__Task inputs__:
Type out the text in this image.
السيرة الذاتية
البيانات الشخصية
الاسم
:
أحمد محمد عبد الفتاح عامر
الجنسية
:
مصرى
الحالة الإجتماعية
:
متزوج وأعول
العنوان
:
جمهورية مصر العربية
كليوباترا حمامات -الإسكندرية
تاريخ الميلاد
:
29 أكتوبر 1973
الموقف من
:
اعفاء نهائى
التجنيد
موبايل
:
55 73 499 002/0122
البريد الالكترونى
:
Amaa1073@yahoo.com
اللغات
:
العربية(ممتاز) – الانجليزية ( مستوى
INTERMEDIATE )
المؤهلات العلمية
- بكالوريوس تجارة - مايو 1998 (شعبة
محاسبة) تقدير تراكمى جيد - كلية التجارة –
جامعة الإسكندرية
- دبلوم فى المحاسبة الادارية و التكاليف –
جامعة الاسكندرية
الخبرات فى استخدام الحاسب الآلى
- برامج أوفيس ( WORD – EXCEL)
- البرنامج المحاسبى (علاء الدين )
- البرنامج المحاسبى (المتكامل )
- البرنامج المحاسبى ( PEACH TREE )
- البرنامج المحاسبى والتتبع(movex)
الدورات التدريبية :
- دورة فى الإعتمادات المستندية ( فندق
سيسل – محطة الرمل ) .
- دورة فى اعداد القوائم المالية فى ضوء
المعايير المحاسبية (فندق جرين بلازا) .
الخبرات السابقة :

__Task objective__: Restate each of the entries above verbatim.

__Written answer__:
Type out the text in this image.
السيرة الذاتية
البيانات الشخصية
الاسم
:
أحمد محمد عبد الفتاح عامر
الجنسية
:
مصرى
الحالة الإجتماعية
:
متزوج وأعول
العنوان
:
جمهورية مصر العربية
كليوباترا حمامات -الإسكندرية
تاريخ الميلاد
:
29 أكتوبر 1973
الموقف من
:
اعفاء نهائى
التجنيد
موبايل
:
55 73 499 002/0122
البريد الالكترونى
:
Amaa1073@yahoo.com
اللغات
:
العربية(ممتاز) – الانجليزية ( مستوى
INTERMEDIATE )
المؤهلات العلمية
- بكالوريوس تجارة - مايو 1998 (شعبة
محاسبة) تقدير تراكمى جيد - كلية التجارة –
جامعة الإسكندرية
- دبلوم فى المحاسبة الادارية و التكاليف –
جامعة الاسكندرية
الخبرات فى استخدام الحاسب الآلى
- برامج أوفيس ( WORD – EXCEL)
- البرنامج المحاسبى (علاء الدين )
- البرنامج المحاسبى (المتكامل )
- البرنامج المحاسبى ( PEACH TREE )
- البرنامج المحاسبى والتتبع(movex)
الدورات التدريبية :
- دورة فى الإعتمادات المستندية ( فندق
سيسل – محطة الرمل ) .
- دورة فى اعداد القوائم المالية فى ضوء
المعايير المحاسبية (فندق جرين بلازا) .
الخبرات السابقة :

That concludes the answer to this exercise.